*TEXT EXCERPT*:
Record-low mortgage rates and tight inventory: the two elements heating up the competition in the US housing market despite the economic uncertainty caused by the coronavirus pandemic.

With the average mortgage rate down to 3.03% and the national inventory down 21.3% annually, 53.7% of Redfin offers faced competition in June. This was up from than 51.8% in May and 44.4% in April.

“Bidding wars continue to be fueled by historically low mortgage rates and fewer homes up for sale than almost any time in the last two decades,” said Redfin economist Taylor Marr. “It’s like a game of musical chairs where only the best bidders get a seat. Both renters and move-up buyers who have held onto their jobs are vying for the small number of single-family homes on the market as they realize they need more space for their families.”

Single-family homes were most likely to be part of a bidding war, with 56.2% of Redfin offers facing competition. Townhouses followed close at 54.2%, while around 40.5% of condominiums experienced bidding wars. The supply of single-family (down 25% year over year) home was tighter than townhouses or condos, according to Redfin.

Of the 24 metros included in the analysis, more than half of offers in 12 cities faced bidding wars. Boston led the list of the most competitive markets in June, with the highest bidding-war rate of 67.2%. San Diego (65.7%) and Salt Lake City (63.8%) rounded up the top three.

*PROMPT*:
Continue the housing market report on bidding wars from the point where it stops.

*RECORDS SHOWN*:
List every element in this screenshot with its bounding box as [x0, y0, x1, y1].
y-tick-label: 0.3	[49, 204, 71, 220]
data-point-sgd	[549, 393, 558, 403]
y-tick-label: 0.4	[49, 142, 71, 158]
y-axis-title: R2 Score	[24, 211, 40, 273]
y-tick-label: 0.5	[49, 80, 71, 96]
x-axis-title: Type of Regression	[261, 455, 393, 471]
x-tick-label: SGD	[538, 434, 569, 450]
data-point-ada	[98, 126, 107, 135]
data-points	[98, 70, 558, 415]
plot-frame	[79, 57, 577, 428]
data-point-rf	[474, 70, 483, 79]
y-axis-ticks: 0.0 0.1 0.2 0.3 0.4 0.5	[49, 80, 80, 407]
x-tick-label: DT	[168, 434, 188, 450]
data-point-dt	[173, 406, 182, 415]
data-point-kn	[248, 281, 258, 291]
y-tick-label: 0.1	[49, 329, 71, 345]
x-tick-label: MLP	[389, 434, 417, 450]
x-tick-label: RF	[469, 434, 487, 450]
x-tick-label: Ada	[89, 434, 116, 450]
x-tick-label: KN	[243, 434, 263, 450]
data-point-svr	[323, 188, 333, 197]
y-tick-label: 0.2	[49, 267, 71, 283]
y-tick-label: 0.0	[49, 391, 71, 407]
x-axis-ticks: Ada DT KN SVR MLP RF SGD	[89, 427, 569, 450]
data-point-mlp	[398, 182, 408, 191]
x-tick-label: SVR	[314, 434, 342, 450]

*EXERCISE OUTPUT*:
“This is the most competitive real estate market I can remember,” said Boston Redfin agent James Gulden. “There are multiple bids on nearly every property I see, whether I’m representing the buyer or the seller. I’m seeing the most competition in the suburbs, where homes are selling in a matter of days. Sellers don’t want homes to be on the market any longer than necessary because of COVID-19, so they’re setting offer deadlines, which create a frenzied, competitive atmosphere.”

Miami posted the lowest bidding-war rate at 32.4%, followed by Chicago (37.8%) and Las Vegas (39.2%).

“In the last month, my clients have made very few offers that haven’t been part of a bidding war,” said Shoshana Godwin, a Seattle Redfin agent. “Buyers need to waive contingencies for a chance at winning a bidding war. I’ve noticed that sellers are providing inspection reports to avoid additional people coming into their home, and that encourages more offers because potential buyers don’t need to make the financial commitment of paying $500 to $800 for pre-inspections on every house they like.”